### [WHAT YOU SHOULD DO]
Write out the whole listing again, exactly as given.

— Start of MATERIAL PROVIDED —

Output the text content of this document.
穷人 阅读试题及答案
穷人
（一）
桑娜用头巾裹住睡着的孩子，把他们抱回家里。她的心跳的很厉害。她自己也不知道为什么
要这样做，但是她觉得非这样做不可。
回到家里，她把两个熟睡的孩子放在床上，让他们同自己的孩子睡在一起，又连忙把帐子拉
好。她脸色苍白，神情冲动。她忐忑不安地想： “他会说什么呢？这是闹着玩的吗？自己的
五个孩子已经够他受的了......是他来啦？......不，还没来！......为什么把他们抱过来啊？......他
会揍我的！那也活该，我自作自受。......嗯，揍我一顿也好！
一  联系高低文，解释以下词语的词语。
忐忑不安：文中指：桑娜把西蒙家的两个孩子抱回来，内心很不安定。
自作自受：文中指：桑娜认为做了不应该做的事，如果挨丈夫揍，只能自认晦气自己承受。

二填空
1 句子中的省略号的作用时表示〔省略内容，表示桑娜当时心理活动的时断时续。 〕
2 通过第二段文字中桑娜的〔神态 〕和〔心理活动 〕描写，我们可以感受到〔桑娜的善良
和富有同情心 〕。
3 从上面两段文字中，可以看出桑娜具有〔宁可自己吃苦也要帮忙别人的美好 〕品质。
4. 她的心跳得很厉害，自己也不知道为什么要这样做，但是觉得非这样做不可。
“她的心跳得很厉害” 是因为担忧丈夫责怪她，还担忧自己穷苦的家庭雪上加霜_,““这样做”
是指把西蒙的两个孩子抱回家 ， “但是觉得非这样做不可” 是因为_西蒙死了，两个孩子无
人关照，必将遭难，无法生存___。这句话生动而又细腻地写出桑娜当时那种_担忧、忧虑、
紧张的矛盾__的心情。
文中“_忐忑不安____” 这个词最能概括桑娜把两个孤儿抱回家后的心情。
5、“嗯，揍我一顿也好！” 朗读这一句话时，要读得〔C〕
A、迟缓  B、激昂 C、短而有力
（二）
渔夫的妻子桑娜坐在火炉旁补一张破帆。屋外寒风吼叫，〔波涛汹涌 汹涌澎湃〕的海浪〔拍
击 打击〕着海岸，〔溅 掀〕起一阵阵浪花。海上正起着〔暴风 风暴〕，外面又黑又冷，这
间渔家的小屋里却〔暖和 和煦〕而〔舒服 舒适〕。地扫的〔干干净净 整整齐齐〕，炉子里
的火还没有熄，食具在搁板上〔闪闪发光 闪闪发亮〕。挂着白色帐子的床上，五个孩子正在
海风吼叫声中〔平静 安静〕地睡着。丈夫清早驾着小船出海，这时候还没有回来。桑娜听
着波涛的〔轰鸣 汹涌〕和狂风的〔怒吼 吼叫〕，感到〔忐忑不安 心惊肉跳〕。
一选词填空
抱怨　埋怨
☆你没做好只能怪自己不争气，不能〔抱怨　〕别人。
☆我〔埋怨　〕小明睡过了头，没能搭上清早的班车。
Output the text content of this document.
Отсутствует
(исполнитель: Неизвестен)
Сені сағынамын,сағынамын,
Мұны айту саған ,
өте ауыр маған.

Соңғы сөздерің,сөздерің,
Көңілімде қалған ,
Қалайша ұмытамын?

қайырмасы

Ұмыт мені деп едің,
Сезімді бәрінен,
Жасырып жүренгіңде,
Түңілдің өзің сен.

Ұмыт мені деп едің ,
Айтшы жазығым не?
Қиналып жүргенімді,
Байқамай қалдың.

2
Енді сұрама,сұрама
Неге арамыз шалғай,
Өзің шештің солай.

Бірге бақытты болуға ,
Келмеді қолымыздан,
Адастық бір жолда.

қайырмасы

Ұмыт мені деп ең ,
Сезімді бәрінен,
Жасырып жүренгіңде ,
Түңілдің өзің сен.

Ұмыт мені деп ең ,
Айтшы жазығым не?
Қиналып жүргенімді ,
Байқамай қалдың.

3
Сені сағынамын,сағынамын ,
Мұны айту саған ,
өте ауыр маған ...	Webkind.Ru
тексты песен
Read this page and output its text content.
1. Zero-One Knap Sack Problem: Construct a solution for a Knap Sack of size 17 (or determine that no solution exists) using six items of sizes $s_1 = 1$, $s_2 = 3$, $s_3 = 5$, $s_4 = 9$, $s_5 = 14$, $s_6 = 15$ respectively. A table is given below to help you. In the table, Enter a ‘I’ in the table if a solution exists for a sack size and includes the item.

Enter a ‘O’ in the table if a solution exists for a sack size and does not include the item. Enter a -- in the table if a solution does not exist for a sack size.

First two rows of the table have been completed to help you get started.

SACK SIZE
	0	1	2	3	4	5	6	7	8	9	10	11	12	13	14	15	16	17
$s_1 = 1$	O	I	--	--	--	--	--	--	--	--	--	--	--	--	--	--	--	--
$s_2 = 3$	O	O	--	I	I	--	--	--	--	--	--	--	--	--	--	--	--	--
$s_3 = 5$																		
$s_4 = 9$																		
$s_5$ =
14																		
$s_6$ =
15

— End of MATERIAL PROVIDED —

### [WRITTEN SOLUTION]
Output the text content of this document.
穷人 阅读试题及答案
穷人
（一）
桑娜用头巾裹住睡着的孩子，把他们抱回家里。她的心跳的很厉害。她自己也不知道为什么
要这样做，但是她觉得非这样做不可。
回到家里，她把两个熟睡的孩子放在床上，让他们同自己的孩子睡在一起，又连忙把帐子拉
好。她脸色苍白，神情冲动。她忐忑不安地想： “他会说什么呢？这是闹着玩的吗？自己的
五个孩子已经够他受的了......是他来啦？......不，还没来！......为什么把他们抱过来啊？......他
会揍我的！那也活该，我自作自受。......嗯，揍我一顿也好！
一  联系高低文，解释以下词语的词语。
忐忑不安：文中指：桑娜把西蒙家的两个孩子抱回来，内心很不安定。
自作自受：文中指：桑娜认为做了不应该做的事，如果挨丈夫揍，只能自认晦气自己承受。

二填空
1 句子中的省略号的作用时表示〔省略内容，表示桑娜当时心理活动的时断时续。 〕
2 通过第二段文字中桑娜的〔神态 〕和〔心理活动 〕描写，我们可以感受到〔桑娜的善良
和富有同情心 〕。
3 从上面两段文字中，可以看出桑娜具有〔宁可自己吃苦也要帮忙别人的美好 〕品质。
4. 她的心跳得很厉害，自己也不知道为什么要这样做，但是觉得非这样做不可。
“她的心跳得很厉害” 是因为担忧丈夫责怪她，还担忧自己穷苦的家庭雪上加霜_,““这样做”
是指把西蒙的两个孩子抱回家 ， “但是觉得非这样做不可” 是因为_西蒙死了，两个孩子无
人关照，必将遭难，无法生存___。这句话生动而又细腻地写出桑娜当时那种_担忧、忧虑、
紧张的矛盾__的心情。
文中“_忐忑不安____” 这个词最能概括桑娜把两个孤儿抱回家后的心情。
5、“嗯，揍我一顿也好！” 朗读这一句话时，要读得〔C〕
A、迟缓  B、激昂 C、短而有力
（二）
渔夫的妻子桑娜坐在火炉旁补一张破帆。屋外寒风吼叫，〔波涛汹涌 汹涌澎湃〕的海浪〔拍
击 打击〕着海岸，〔溅 掀〕起一阵阵浪花。海上正起着〔暴风 风暴〕，外面又黑又冷，这
间渔家的小屋里却〔暖和 和煦〕而〔舒服 舒适〕。地扫的〔干干净净 整整齐齐〕，炉子里
的火还没有熄，食具在搁板上〔闪闪发光 闪闪发亮〕。挂着白色帐子的床上，五个孩子正在
海风吼叫声中〔平静 安静〕地睡着。丈夫清早驾着小船出海，这时候还没有回来。桑娜听
着波涛的〔轰鸣 汹涌〕和狂风的〔怒吼 吼叫〕，感到〔忐忑不安 心惊肉跳〕。
一选词填空
抱怨　埋怨
☆你没做好只能怪自己不争气，不能〔抱怨　〕别人。
☆我〔埋怨　〕小明睡过了头，没能搭上清早的班车。
Output the text content of this document.
Отсутствует
(исполнитель: Неизвестен)
Сені сағынамын,сағынамын,
Мұны айту саған ,
өте ауыр маған.

Соңғы сөздерің,сөздерің,
Көңілімде қалған ,
Қалайша ұмытамын?

қайырмасы

Ұмыт мені деп едің,
Сезімді бәрінен,
Жасырып жүренгіңде,
Түңілдің өзің сен.

Ұмыт мені деп едің ,
Айтшы жазығым не?
Қиналып жүргенімді,
Байқамай қалдың.

2
Енді сұрама,сұрама
Неге арамыз шалғай,
Өзің шештің солай.

Бірге бақытты болуға ,
Келмеді қолымыздан,
Адастық бір жолда.

қайырмасы

Ұмыт мені деп ең ,
Сезімді бәрінен,
Жасырып жүренгіңде ,
Түңілдің өзің сен.

Ұмыт мені деп ең ,
Айтшы жазығым не?
Қиналып жүргенімді ,
Байқамай қалдың.

3
Сені сағынамын,сағынамын ,
Мұны айту саған ,
өте ауыр маған ...	Webkind.Ru
тексты песен
Read this page and output its text content.
1. Zero-One Knap Sack Problem: Construct a solution for a Knap Sack of size 17 (or determine that no solution exists) using six items of sizes $s_1 = 1$, $s_2 = 3$, $s_3 = 5$, $s_4 = 9$, $s_5 = 14$, $s_6 = 15$ respectively. A table is given below to help you. In the table, Enter a ‘I’ in the table if a solution exists for a sack size and includes the item.

Enter a ‘O’ in the table if a solution exists for a sack size and does not include the item. Enter a -- in the table if a solution does not exist for a sack size.

First two rows of the table have been completed to help you get started.

SACK SIZE
	0	1	2	3	4	5	6	7	8	9	10	11	12	13	14	15	16	17
$s_1 = 1$	O	I	--	--	--	--	--	--	--	--	--	--	--	--	--	--	--	--
$s_2 = 3$	O	O	--	I	I	--	--	--	--	--	--	--	--	--	--	--	--	--
$s_3 = 5$																		
$s_4 = 9$																		
$s_5$ =
14																		
$s_6$ =
15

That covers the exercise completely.